### What this task involves
Copy every one of the records below word for word, keeping each line and its order unchanged.

### Supplied entries
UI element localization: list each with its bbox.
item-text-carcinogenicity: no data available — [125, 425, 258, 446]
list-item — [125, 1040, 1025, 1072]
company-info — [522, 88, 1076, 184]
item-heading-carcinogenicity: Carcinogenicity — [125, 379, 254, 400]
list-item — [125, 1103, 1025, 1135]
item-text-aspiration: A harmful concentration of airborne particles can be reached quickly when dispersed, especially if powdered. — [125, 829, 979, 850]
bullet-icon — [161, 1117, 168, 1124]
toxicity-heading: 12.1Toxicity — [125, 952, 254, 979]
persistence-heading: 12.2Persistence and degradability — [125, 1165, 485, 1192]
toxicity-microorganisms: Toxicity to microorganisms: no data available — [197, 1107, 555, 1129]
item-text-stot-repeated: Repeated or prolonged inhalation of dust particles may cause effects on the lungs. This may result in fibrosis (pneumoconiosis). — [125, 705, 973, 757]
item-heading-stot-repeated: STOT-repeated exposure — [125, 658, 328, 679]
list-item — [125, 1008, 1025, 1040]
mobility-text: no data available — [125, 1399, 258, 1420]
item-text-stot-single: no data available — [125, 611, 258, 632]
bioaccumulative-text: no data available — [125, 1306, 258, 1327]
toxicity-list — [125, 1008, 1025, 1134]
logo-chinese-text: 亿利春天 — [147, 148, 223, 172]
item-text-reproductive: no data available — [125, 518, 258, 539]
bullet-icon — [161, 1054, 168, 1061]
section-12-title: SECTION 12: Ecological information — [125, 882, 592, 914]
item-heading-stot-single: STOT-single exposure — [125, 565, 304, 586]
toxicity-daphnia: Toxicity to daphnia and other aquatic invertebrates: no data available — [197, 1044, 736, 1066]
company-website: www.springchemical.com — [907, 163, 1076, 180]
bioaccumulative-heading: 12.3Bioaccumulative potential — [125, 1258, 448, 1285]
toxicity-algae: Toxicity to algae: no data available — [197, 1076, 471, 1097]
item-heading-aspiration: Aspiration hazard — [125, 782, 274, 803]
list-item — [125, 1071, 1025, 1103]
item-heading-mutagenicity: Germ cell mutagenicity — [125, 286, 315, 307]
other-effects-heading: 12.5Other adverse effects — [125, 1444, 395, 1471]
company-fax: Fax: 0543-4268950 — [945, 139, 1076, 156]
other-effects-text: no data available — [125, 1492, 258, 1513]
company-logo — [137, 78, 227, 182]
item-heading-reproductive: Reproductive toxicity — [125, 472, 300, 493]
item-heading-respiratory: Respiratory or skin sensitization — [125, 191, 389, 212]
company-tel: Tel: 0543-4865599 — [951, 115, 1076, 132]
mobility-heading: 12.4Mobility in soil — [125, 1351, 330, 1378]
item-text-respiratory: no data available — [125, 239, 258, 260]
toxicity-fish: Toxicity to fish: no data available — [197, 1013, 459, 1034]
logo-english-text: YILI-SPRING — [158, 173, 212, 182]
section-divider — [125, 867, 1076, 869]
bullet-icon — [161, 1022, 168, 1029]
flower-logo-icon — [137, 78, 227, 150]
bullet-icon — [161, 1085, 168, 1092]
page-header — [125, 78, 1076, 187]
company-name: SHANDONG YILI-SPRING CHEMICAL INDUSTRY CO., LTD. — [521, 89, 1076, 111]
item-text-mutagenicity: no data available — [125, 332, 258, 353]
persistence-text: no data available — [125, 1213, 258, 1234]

### The result
UI element localization: list each with its bbox.
item-text-carcinogenicity: no data available — [125, 425, 258, 446]
list-item — [125, 1040, 1025, 1072]
company-info — [522, 88, 1076, 184]
item-heading-carcinogenicity: Carcinogenicity — [125, 379, 254, 400]
list-item — [125, 1103, 1025, 1135]
item-text-aspiration: A harmful concentration of airborne particles can be reached quickly when dispersed, especially if powdered. — [125, 829, 979, 850]
bullet-icon — [161, 1117, 168, 1124]
toxicity-heading: 12.1Toxicity — [125, 952, 254, 979]
persistence-heading: 12.2Persistence and degradability — [125, 1165, 485, 1192]
toxicity-microorganisms: Toxicity to microorganisms: no data available — [197, 1107, 555, 1129]
item-text-stot-repeated: Repeated or prolonged inhalation of dust particles may cause effects on the lungs. This may result in fibrosis (pneumoconiosis). — [125, 705, 973, 757]
item-heading-stot-repeated: STOT-repeated exposure — [125, 658, 328, 679]
list-item — [125, 1008, 1025, 1040]
mobility-text: no data available — [125, 1399, 258, 1420]
item-text-stot-single: no data available — [125, 611, 258, 632]
bioaccumulative-text: no data available — [125, 1306, 258, 1327]
toxicity-list — [125, 1008, 1025, 1134]
logo-chinese-text: 亿利春天 — [147, 148, 223, 172]
item-text-reproductive: no data available — [125, 518, 258, 539]
bullet-icon — [161, 1054, 168, 1061]
section-12-title: SECTION 12: Ecological information — [125, 882, 592, 914]
item-heading-stot-single: STOT-single exposure — [125, 565, 304, 586]
toxicity-daphnia: Toxicity to daphnia and other aquatic invertebrates: no data available — [197, 1044, 736, 1066]
company-website: www.springchemical.com — [907, 163, 1076, 180]
bioaccumulative-heading: 12.3Bioaccumulative potential — [125, 1258, 448, 1285]
toxicity-algae: Toxicity to algae: no data available — [197, 1076, 471, 1097]
item-heading-aspiration: Aspiration hazard — [125, 782, 274, 803]
list-item — [125, 1071, 1025, 1103]
item-heading-mutagenicity: Germ cell mutagenicity — [125, 286, 315, 307]
other-effects-heading: 12.5Other adverse effects — [125, 1444, 395, 1471]
company-fax: Fax: 0543-4268950 — [945, 139, 1076, 156]
other-effects-text: no data available — [125, 1492, 258, 1513]
company-logo — [137, 78, 227, 182]
item-heading-reproductive: Reproductive toxicity — [125, 472, 300, 493]
item-heading-respiratory: Respiratory or skin sensitization — [125, 191, 389, 212]
company-tel: Tel: 0543-4865599 — [951, 115, 1076, 132]
mobility-heading: 12.4Mobility in soil — [125, 1351, 330, 1378]
item-text-respiratory: no data available — [125, 239, 258, 260]
toxicity-fish: Toxicity to fish: no data available — [197, 1013, 459, 1034]
logo-english-text: YILI-SPRING — [158, 173, 212, 182]
section-divider — [125, 867, 1076, 869]
bullet-icon — [161, 1022, 168, 1029]
flower-logo-icon — [137, 78, 227, 150]
bullet-icon — [161, 1085, 168, 1092]
page-header — [125, 78, 1076, 187]
company-name: SHANDONG YILI-SPRING CHEMICAL INDUSTRY CO., LTD. — [521, 89, 1076, 111]
item-text-mutagenicity: no data available — [125, 332, 258, 353]
persistence-text: no data available — [125, 1213, 258, 1234]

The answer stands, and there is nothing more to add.